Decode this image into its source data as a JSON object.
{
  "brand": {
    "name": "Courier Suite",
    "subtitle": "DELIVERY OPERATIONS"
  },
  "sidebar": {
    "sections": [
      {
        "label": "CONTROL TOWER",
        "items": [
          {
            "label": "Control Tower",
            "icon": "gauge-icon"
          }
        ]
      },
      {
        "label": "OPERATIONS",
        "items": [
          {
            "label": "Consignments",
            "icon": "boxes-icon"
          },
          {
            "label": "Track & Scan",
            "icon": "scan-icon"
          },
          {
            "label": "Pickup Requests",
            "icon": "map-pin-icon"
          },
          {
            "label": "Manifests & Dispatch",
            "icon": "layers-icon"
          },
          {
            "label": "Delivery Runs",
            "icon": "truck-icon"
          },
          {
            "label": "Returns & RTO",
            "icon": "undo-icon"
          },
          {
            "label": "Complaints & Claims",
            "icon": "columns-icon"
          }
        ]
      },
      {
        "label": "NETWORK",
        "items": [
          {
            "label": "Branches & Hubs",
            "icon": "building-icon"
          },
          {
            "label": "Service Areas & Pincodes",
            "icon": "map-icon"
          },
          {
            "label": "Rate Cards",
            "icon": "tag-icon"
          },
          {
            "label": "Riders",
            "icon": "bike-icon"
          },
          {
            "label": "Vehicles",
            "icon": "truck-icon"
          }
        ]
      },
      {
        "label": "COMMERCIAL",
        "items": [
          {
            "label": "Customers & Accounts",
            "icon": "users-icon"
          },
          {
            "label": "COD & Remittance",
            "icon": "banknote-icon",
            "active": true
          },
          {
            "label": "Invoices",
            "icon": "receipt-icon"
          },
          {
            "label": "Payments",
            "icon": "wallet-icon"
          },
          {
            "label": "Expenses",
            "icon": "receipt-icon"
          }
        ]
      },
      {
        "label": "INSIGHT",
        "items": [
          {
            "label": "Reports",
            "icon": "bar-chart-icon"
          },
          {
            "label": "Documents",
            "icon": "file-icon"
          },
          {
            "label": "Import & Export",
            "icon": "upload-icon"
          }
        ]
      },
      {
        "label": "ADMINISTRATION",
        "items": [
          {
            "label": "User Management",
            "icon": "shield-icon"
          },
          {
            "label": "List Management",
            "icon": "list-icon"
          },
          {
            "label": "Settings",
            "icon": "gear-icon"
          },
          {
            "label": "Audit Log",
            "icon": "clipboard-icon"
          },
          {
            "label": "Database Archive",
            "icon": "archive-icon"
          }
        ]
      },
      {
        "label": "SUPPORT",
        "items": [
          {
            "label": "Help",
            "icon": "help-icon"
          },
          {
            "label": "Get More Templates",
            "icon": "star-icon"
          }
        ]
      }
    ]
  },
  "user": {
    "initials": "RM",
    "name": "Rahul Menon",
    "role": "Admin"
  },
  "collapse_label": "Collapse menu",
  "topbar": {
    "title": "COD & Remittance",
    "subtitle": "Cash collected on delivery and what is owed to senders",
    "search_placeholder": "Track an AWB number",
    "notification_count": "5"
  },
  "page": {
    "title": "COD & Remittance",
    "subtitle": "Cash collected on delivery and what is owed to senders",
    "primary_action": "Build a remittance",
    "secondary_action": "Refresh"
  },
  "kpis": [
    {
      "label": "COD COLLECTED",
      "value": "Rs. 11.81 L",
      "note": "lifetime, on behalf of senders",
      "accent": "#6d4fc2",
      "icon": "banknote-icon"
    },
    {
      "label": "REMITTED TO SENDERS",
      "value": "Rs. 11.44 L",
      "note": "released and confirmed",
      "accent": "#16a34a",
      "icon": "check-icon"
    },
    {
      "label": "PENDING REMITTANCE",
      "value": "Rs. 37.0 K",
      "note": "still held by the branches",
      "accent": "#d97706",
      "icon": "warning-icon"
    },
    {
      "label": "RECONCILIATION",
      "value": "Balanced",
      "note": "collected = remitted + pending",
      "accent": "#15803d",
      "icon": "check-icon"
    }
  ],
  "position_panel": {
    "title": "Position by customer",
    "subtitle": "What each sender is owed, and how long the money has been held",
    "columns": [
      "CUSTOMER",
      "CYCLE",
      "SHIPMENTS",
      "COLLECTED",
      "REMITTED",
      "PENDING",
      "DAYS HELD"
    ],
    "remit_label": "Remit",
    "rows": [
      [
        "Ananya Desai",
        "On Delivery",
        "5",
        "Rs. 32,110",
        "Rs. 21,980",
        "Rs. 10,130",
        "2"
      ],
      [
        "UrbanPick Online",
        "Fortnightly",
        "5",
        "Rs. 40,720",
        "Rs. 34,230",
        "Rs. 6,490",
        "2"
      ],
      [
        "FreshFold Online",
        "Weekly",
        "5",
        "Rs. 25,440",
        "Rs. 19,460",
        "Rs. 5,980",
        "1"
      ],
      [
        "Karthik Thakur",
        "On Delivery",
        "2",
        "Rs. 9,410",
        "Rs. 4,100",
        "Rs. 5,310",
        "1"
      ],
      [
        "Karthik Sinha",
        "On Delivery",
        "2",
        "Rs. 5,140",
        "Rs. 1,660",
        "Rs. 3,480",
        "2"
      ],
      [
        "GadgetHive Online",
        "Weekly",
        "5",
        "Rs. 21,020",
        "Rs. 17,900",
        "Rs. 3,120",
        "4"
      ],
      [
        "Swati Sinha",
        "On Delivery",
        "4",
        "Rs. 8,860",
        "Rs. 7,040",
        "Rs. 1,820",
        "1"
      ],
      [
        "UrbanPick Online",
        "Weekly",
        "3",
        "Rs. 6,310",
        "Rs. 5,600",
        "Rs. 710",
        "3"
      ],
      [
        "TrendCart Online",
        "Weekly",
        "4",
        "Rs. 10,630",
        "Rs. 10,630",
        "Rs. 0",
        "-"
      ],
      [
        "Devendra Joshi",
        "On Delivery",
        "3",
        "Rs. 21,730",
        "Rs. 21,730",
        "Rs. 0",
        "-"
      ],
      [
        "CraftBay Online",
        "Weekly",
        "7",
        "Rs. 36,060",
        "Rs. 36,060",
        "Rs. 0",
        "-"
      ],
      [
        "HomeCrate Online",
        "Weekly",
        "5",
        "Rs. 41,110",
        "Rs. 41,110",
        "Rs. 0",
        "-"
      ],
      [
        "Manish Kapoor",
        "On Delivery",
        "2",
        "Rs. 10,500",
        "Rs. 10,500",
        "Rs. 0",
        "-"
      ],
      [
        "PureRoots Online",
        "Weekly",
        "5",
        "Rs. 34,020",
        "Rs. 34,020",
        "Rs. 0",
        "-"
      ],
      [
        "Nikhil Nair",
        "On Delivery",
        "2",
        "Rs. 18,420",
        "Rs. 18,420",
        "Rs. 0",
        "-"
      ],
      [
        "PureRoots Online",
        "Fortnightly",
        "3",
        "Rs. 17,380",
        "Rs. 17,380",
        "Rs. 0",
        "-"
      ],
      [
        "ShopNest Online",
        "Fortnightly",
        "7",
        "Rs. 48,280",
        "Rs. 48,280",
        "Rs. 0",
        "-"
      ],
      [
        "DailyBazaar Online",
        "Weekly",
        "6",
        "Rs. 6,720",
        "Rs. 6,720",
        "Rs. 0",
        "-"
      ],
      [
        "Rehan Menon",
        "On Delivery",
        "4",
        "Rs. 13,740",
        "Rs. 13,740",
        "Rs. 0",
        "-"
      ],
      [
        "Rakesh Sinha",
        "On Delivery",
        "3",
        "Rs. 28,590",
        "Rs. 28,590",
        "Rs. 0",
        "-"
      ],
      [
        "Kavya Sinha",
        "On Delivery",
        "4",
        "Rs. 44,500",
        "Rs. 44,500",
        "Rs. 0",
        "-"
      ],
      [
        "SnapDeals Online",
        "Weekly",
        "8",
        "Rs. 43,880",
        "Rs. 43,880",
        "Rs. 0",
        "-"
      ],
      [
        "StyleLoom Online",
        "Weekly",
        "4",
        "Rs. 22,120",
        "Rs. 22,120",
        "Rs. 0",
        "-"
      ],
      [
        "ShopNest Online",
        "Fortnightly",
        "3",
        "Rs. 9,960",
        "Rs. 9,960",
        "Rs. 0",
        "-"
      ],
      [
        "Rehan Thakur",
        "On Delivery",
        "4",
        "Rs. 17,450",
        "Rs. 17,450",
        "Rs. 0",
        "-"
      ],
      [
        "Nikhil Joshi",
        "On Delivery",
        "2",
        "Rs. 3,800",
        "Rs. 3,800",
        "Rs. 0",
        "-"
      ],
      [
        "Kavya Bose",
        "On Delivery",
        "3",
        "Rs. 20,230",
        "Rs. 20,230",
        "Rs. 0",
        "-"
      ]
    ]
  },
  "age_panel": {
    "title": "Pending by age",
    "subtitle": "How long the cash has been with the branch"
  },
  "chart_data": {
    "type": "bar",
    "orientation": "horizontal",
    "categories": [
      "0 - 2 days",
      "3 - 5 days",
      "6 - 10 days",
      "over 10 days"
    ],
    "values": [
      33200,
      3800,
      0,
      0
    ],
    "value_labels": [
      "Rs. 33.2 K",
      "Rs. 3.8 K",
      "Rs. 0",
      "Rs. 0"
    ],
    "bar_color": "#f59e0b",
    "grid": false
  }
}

######

■ **Work to be completed**:
Give the count of lines containing "Management", with no added text.

■ **Final answer**:
2